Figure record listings
━━━━

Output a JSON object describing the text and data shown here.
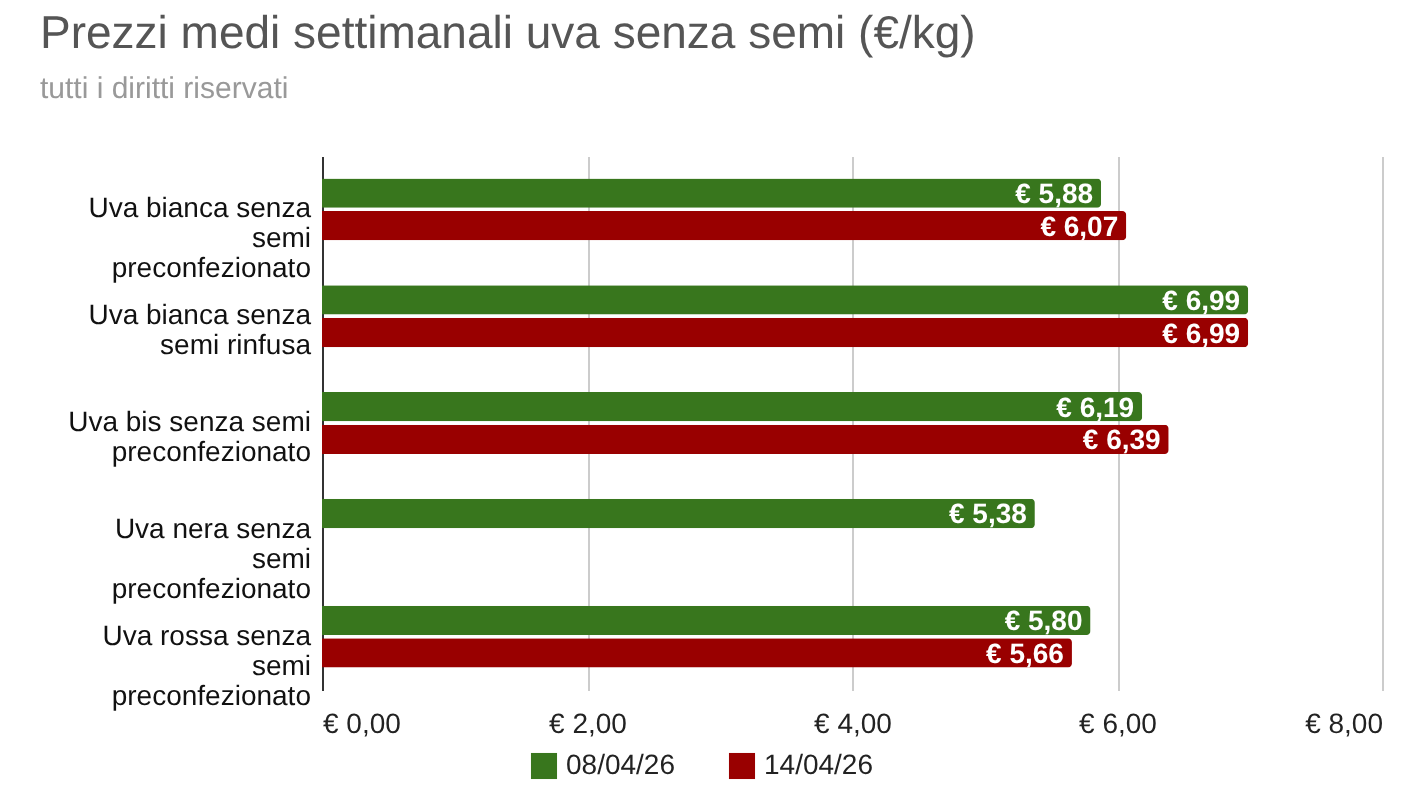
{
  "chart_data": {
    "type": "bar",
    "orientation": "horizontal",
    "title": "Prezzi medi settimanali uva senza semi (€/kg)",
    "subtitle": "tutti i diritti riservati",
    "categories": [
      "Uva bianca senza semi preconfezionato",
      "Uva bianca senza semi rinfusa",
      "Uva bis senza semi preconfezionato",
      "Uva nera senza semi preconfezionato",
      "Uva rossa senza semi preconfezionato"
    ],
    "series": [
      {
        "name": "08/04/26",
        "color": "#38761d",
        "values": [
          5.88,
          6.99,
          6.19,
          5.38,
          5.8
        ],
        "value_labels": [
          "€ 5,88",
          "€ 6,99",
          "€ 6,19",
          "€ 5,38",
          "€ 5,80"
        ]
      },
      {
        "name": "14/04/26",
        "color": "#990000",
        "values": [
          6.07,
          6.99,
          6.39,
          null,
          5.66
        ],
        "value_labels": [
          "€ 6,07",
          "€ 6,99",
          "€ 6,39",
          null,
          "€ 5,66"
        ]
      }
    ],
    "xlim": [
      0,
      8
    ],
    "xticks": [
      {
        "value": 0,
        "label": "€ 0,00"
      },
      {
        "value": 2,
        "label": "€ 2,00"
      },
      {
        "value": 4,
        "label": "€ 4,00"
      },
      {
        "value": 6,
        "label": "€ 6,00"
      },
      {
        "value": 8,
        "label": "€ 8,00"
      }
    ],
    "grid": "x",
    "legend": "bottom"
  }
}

━━━━

> **CHALLENGE**: Retype the data above exactly; pictures are not part of the copy.

> **COMPLETE ANSWER**:
Output a JSON object describing the text and data shown here.
{
  "chart_data": {
    "type": "bar",
    "orientation": "horizontal",
    "title": "Prezzi medi settimanali uva senza semi (€/kg)",
    "subtitle": "tutti i diritti riservati",
    "categories": [
      "Uva bianca senza semi preconfezionato",
      "Uva bianca senza semi rinfusa",
      "Uva bis senza semi preconfezionato",
      "Uva nera senza semi preconfezionato",
      "Uva rossa senza semi preconfezionato"
    ],
    "series": [
      {
        "name": "08/04/26",
        "color": "#38761d",
        "values": [
          5.88,
          6.99,
          6.19,
          5.38,
          5.8
        ],
        "value_labels": [
          "€ 5,88",
          "€ 6,99",
          "€ 6,19",
          "€ 5,38",
          "€ 5,80"
        ]
      },
      {
        "name": "14/04/26",
        "color": "#990000",
        "values": [
          6.07,
          6.99,
          6.39,
          null,
          5.66
        ],
        "value_labels": [
          "€ 6,07",
          "€ 6,99",
          "€ 6,39",
          null,
          "€ 5,66"
        ]
      }
    ],
    "xlim": [
      0,
      8
    ],
    "xticks": [
      {
        "value": 0,
        "label": "€ 0,00"
      },
      {
        "value": 2,
        "label": "€ 2,00"
      },
      {
        "value": 4,
        "label": "€ 4,00"
      },
      {
        "value": 6,
        "label": "€ 6,00"
      },
      {
        "value": 8,
        "label": "€ 8,00"
      }
    ],
    "grid": "x",
    "legend": "bottom"
  }
}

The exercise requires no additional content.